* [GOAL OF THE EXERCISE]:
Without the pictures, return each record as it appears.

Stored records:
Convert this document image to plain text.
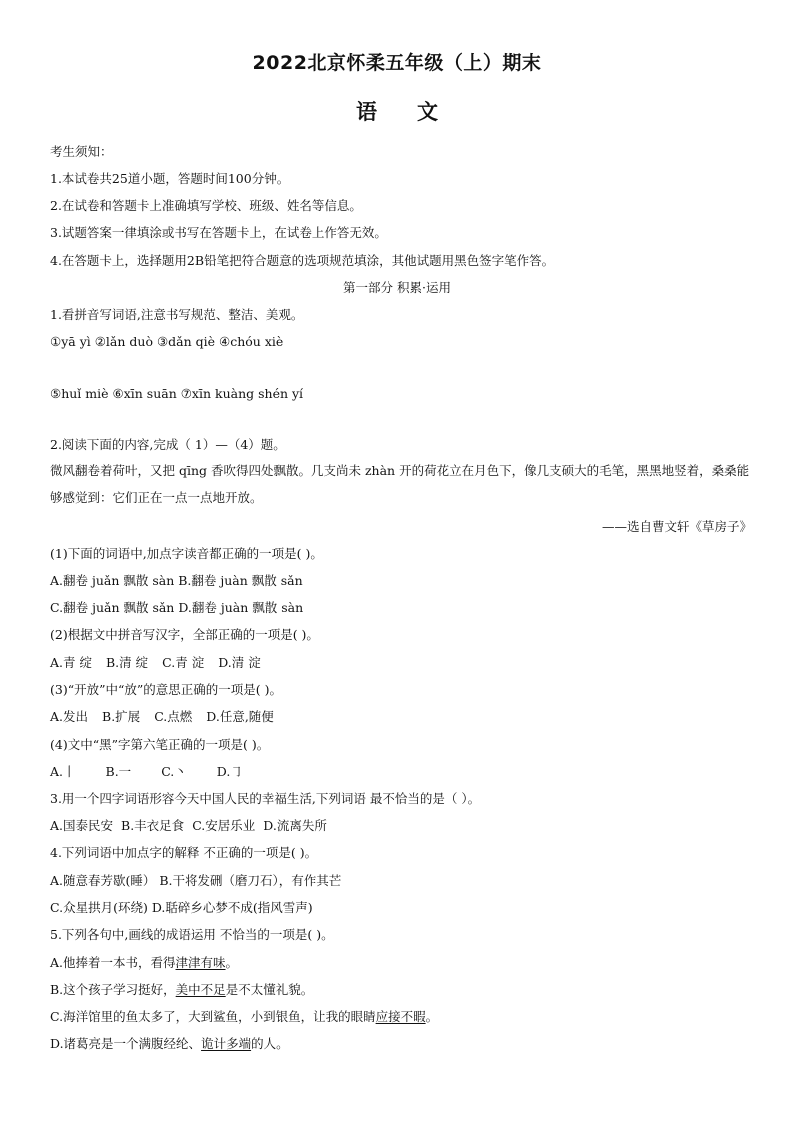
2022北京怀柔五年级（上）期末
语文
考生须知：
1.本试卷共25道小题，答题时间100分钟。
2.在试卷和答题卡上准确填写学校、班级、姓名等信息。
3.试题答案一律填涂或书写在答题卡上，在试卷上作答无效。
4.在答题卡上，选择题用2B铅笔把符合题意的选项规范填涂，其他试题用黑色签字笔作答。
第一部分 积累·运用
1.看拼音写词语,注意书写规范、整洁、美观。
①yā yì ②lǎn duò ③dǎn qiè ④chóu xiè
⑤huǐ miè ⑥xīn suān ⑦xīn kuàng shén yí
2.阅读下面的内容,完成（ 1）—（4）题。
微风翻卷着荷叶，又把 qīng 香吹得四处飘散。几支尚未 zhàn 开的荷花立在月色下，像几支硕大的毛笔，黑黑地竖着，桑桑能够感觉到：它们正在一点一点地开放。
——选自曹文轩《草房子》
(1)下面的词语中,加点字读音都正确的一项是( )。
A.翻卷 juǎn 飘散 sàn B.翻卷 juàn 飘散 sǎn
C.翻卷 juǎn 飘散 sǎn D.翻卷 juàn 飘散 sàn
(2)根据文中拼音写汉字，全部正确的一项是( )。
A.青 绽 B.清 绽 C.青 淀 D.清 淀
(3)“开放”中“放”的意思正确的一项是( )。
A.发出 B.扩展 C.点燃 D.任意,随便
(4)文中“黑”字第六笔正确的一项是( )。
A.丨 B.一 C.丶 D.㇆
3.用一个四字词语形容今天中国人民的幸福生活,下列词语 最不恰当的是（ ）。
A.国泰民安 B.丰衣足食 C.安居乐业 D.流离失所
4.下列词语中加点字的解释 不正确的一项是( )。
A.随意春芳歇(睡） B.干将发硎（磨刀石），有作其芒
C.众星拱月(环绕) D.聒碎乡心梦不成(指风雪声)
5.下列各句中,画线的成语运用 不恰当的一项是( )。
A.他捧着一本书，看得津津有味。
B.这个孩子学习挺好，美中不足是不太懂礼貌。
C.海洋馆里的鱼太多了，大到鲨鱼，小到银鱼，让我的眼睛应接不暇。
D.诸葛亮是一个满腹经纶、诡计多端的人。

* [RESPONSE TO THIS EXERCISE]:
Convert this document image to plain text.
2022北京怀柔五年级（上）期末
语文
考生须知：
1.本试卷共25道小题，答题时间100分钟。
2.在试卷和答题卡上准确填写学校、班级、姓名等信息。
3.试题答案一律填涂或书写在答题卡上，在试卷上作答无效。
4.在答题卡上，选择题用2B铅笔把符合题意的选项规范填涂，其他试题用黑色签字笔作答。
第一部分 积累·运用
1.看拼音写词语,注意书写规范、整洁、美观。
①yā yì ②lǎn duò ③dǎn qiè ④chóu xiè
⑤huǐ miè ⑥xīn suān ⑦xīn kuàng shén yí
2.阅读下面的内容,完成（ 1）—（4）题。
微风翻卷着荷叶，又把 qīng 香吹得四处飘散。几支尚未 zhàn 开的荷花立在月色下，像几支硕大的毛笔，黑黑地竖着，桑桑能够感觉到：它们正在一点一点地开放。
——选自曹文轩《草房子》
(1)下面的词语中,加点字读音都正确的一项是( )。
A.翻卷 juǎn 飘散 sàn B.翻卷 juàn 飘散 sǎn
C.翻卷 juǎn 飘散 sǎn D.翻卷 juàn 飘散 sàn
(2)根据文中拼音写汉字，全部正确的一项是( )。
A.青 绽 B.清 绽 C.青 淀 D.清 淀
(3)“开放”中“放”的意思正确的一项是( )。
A.发出 B.扩展 C.点燃 D.任意,随便
(4)文中“黑”字第六笔正确的一项是( )。
A.丨 B.一 C.丶 D.㇆
3.用一个四字词语形容今天中国人民的幸福生活,下列词语 最不恰当的是（ ）。
A.国泰民安 B.丰衣足食 C.安居乐业 D.流离失所
4.下列词语中加点字的解释 不正确的一项是( )。
A.随意春芳歇(睡） B.干将发硎（磨刀石），有作其芒
C.众星拱月(环绕) D.聒碎乡心梦不成(指风雪声)
5.下列各句中,画线的成语运用 不恰当的一项是( )。
A.他捧着一本书，看得津津有味。
B.这个孩子学习挺好，美中不足是不太懂礼貌。
C.海洋馆里的鱼太多了，大到鲨鱼，小到银鱼，让我的眼睛应接不暇。
D.诸葛亮是一个满腹经纶、诡计多端的人。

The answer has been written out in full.